[Exercise instructions]
In the lines below, how many hold the word "Measure"? Answer only with the number.

[Dataset records]
....
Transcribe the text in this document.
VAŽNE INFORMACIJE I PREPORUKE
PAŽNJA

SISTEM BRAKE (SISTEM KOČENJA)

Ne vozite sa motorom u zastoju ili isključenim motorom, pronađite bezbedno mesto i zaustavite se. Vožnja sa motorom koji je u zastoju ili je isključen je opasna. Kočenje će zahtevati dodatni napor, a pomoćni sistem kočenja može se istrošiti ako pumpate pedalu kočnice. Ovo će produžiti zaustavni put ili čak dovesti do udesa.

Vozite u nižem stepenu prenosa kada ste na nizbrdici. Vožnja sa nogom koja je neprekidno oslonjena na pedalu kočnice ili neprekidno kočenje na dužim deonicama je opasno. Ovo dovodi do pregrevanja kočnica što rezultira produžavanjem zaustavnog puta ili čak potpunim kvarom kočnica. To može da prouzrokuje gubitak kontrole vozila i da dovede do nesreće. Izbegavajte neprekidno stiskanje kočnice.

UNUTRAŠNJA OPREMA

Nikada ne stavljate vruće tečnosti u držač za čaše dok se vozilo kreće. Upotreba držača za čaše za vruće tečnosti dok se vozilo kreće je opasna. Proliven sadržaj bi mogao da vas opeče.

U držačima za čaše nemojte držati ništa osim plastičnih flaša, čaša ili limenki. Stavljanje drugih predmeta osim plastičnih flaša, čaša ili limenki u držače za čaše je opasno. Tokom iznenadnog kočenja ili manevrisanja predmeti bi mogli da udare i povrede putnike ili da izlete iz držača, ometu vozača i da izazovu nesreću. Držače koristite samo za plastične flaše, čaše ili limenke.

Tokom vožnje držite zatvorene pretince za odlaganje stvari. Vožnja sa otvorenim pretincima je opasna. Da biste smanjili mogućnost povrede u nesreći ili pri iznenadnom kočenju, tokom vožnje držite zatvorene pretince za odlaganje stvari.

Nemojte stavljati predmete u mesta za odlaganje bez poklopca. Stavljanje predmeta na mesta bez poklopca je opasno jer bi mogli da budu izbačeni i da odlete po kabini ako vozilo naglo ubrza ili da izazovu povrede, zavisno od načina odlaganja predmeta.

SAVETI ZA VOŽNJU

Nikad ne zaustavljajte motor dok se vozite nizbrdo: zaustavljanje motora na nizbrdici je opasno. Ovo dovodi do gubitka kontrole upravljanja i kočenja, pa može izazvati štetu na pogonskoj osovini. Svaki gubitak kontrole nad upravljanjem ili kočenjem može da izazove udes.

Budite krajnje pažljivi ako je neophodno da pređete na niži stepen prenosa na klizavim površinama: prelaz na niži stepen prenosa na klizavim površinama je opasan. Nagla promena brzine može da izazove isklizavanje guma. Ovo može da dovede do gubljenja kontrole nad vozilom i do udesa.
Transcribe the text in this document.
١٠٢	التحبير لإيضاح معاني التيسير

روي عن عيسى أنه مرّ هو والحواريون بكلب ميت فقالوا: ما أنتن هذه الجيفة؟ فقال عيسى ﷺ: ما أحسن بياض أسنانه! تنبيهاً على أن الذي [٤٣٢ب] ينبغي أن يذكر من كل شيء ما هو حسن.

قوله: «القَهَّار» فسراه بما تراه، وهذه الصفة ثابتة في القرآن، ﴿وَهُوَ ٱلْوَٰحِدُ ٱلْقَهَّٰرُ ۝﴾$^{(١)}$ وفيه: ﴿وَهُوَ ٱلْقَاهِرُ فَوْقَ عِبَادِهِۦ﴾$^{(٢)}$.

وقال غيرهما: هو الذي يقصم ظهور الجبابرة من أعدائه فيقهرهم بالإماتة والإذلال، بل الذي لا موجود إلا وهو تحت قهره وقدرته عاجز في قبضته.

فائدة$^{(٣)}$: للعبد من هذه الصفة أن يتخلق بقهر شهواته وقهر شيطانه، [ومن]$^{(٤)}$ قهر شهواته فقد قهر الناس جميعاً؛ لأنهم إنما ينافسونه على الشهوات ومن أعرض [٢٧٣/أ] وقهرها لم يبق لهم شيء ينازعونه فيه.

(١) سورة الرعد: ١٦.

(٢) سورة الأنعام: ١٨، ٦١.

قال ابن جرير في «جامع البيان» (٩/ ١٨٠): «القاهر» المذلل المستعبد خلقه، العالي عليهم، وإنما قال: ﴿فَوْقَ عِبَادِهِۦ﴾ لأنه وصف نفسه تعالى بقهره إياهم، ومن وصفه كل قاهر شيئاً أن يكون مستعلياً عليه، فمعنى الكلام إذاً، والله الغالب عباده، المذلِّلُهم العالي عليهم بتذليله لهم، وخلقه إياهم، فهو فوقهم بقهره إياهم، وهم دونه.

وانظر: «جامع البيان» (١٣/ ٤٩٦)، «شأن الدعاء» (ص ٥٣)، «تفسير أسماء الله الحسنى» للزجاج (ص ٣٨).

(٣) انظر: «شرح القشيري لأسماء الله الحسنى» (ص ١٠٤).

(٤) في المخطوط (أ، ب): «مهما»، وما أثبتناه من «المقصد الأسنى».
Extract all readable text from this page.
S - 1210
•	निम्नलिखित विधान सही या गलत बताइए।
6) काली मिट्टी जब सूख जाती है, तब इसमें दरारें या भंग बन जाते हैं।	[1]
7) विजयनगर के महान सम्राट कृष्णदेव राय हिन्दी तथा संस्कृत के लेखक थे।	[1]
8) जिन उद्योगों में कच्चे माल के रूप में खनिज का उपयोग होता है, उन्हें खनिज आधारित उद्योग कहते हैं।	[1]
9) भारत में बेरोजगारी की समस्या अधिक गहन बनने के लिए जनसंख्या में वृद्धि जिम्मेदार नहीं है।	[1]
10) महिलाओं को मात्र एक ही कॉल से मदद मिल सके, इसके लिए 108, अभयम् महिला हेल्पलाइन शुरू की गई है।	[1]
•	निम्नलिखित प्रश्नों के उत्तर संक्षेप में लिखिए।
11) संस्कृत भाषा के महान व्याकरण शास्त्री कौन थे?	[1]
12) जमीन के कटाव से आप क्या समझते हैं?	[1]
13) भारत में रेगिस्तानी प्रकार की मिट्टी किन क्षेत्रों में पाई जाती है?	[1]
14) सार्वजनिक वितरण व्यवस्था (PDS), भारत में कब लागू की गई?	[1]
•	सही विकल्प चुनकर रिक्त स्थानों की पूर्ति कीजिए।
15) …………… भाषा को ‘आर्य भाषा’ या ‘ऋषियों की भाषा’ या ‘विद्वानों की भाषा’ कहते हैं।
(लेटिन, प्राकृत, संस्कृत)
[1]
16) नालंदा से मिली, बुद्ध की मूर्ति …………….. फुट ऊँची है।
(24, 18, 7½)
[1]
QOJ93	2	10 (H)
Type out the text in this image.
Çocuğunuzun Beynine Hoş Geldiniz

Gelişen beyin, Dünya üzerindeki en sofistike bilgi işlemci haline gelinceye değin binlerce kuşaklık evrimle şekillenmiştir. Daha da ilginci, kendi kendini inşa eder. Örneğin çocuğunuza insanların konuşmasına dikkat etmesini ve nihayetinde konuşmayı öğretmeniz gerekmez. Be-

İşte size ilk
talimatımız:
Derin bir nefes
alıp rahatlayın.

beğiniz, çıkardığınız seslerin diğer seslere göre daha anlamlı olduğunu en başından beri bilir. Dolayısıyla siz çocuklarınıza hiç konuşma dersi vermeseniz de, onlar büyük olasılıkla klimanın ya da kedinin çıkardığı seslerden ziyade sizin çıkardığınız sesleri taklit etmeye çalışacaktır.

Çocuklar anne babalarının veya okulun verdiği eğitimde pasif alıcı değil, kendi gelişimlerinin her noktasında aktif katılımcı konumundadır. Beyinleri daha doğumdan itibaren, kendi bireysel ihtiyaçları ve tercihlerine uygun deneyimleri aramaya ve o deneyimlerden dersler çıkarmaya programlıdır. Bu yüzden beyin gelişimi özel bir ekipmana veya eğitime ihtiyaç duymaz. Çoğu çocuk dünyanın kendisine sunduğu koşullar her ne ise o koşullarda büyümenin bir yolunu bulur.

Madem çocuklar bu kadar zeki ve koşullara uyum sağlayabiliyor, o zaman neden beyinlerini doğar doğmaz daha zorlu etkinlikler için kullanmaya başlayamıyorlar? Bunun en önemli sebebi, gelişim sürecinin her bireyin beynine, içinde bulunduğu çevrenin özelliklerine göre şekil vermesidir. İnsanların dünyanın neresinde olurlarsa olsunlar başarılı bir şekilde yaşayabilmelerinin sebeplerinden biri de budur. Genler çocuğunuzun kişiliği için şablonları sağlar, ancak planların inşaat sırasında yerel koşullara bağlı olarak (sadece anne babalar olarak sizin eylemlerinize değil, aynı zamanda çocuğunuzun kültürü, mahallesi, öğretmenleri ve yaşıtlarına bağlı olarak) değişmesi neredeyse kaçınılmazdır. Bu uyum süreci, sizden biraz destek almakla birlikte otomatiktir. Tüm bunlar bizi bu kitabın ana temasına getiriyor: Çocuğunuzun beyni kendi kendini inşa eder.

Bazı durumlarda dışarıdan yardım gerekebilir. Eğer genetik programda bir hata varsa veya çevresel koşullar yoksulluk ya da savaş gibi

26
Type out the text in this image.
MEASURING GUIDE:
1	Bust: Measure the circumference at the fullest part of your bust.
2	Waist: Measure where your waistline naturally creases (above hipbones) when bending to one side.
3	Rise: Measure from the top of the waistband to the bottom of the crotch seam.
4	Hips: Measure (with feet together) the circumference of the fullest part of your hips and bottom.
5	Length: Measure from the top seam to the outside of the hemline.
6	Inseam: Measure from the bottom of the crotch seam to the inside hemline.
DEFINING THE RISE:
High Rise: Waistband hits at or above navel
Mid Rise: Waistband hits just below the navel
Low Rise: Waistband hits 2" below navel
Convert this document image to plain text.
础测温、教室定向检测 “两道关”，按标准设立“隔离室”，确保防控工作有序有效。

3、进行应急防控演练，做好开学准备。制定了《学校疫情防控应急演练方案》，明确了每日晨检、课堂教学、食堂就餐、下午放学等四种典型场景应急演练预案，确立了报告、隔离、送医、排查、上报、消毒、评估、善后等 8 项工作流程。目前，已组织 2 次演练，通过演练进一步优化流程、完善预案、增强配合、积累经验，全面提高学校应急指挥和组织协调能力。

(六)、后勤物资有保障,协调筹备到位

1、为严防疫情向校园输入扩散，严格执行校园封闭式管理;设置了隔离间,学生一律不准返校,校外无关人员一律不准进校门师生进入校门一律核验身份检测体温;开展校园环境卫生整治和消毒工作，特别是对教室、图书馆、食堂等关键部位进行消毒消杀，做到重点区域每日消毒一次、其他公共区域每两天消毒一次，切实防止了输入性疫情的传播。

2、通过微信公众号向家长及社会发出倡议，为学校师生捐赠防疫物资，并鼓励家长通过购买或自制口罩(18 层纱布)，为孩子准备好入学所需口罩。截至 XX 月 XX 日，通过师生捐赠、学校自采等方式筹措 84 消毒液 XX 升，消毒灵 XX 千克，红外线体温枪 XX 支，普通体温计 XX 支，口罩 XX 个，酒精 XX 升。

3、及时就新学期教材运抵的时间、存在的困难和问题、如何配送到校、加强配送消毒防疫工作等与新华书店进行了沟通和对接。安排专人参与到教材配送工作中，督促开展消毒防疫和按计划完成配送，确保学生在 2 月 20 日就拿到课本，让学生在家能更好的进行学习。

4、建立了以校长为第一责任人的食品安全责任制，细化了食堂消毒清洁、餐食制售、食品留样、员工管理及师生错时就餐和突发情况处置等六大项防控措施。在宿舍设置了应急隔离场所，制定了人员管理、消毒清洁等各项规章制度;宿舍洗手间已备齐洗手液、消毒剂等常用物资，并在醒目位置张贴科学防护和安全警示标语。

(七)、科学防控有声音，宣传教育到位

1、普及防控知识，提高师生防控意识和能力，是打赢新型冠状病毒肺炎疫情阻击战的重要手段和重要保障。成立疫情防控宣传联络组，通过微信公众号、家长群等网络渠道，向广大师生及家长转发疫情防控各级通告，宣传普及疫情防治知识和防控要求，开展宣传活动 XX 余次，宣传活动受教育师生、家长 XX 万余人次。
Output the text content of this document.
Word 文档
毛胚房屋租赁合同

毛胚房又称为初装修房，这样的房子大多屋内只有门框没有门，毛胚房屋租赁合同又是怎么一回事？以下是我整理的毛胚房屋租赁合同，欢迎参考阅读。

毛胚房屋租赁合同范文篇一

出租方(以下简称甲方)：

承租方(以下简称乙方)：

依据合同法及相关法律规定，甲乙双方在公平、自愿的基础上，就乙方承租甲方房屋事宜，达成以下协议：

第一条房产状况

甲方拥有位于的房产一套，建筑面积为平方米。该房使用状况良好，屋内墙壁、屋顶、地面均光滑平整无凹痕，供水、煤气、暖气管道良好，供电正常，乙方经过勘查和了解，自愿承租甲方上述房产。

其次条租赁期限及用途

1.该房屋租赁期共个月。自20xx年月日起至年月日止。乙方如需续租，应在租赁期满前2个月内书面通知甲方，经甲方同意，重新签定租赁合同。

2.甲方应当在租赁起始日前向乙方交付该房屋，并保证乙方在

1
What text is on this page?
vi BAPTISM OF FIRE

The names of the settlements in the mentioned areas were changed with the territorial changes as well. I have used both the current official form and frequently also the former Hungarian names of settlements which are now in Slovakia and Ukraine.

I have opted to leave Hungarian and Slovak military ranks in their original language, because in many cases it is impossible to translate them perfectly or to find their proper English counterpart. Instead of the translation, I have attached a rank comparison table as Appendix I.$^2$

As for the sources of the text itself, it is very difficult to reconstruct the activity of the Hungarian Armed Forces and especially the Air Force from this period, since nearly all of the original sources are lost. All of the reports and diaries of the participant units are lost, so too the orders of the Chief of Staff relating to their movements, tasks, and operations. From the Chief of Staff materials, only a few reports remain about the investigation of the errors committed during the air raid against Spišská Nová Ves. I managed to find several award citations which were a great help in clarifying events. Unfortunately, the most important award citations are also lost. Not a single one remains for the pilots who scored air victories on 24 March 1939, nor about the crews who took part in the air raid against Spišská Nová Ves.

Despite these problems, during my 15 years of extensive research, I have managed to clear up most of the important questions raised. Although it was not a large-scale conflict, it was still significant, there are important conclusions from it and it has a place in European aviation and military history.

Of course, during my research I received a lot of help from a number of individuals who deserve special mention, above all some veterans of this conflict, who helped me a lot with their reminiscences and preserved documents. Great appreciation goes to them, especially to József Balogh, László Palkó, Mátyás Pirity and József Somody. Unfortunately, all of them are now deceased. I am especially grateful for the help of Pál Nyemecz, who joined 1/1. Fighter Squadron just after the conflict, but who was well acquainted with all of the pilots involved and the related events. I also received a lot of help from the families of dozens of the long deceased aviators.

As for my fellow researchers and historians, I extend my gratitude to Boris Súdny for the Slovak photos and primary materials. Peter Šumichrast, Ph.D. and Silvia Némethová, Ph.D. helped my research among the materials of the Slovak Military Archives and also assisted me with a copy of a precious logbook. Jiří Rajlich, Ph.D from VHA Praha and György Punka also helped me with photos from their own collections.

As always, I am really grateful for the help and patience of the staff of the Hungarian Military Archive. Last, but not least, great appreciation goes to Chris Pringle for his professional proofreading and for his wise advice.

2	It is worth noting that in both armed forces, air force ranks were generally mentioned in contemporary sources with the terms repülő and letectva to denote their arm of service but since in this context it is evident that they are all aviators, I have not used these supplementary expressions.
....
[Task result]
6